§ What the exercise asks: In the entries below, find every line holding the string "rekonstrukciója" and collect it.

#### Information supplied

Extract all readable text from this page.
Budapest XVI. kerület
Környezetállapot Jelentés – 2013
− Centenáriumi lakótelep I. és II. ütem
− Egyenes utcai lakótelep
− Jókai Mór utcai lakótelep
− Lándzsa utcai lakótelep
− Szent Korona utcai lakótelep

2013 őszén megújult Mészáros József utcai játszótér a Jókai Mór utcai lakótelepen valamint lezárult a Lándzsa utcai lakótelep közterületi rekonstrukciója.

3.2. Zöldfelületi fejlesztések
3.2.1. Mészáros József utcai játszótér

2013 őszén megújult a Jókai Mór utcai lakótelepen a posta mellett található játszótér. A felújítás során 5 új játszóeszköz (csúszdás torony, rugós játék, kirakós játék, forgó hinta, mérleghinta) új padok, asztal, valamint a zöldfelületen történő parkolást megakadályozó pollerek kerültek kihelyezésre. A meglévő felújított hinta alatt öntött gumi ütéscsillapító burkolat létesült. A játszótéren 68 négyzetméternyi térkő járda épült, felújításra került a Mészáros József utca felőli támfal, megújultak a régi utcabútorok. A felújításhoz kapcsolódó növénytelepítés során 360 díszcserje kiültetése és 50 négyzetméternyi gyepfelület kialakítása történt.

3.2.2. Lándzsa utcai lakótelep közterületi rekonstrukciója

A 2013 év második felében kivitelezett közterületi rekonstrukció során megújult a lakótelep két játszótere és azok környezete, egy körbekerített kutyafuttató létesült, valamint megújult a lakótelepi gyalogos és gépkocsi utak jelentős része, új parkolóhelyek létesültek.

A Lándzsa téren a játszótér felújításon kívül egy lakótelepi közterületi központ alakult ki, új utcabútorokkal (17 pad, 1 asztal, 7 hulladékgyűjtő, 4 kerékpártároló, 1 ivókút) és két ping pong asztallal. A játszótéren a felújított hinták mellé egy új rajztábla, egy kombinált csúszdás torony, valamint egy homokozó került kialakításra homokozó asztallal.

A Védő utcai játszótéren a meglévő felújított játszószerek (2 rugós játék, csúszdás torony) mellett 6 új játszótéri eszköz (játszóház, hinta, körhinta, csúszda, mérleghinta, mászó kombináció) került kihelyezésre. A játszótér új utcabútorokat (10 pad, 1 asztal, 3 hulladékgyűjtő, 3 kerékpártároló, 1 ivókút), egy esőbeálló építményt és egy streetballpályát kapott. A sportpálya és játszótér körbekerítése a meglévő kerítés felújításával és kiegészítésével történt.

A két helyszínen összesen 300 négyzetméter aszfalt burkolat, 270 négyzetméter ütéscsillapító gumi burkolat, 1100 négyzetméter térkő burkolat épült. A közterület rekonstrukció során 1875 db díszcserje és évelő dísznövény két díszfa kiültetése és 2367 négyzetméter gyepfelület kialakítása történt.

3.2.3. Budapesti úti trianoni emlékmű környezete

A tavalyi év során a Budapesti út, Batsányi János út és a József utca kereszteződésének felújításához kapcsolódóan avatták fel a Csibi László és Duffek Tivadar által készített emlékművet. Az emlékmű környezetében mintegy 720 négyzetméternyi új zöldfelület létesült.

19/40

########

§ Full solution:
2013 őszén megújult Mészáros József utcai játszótér a Jókai Mór utcai lakótelepen valamint lezárult a Lándzsa utcai lakótelep közterületi rekonstrukciója.
3.2.2. Lándzsa utcai lakótelep közterületi rekonstrukciója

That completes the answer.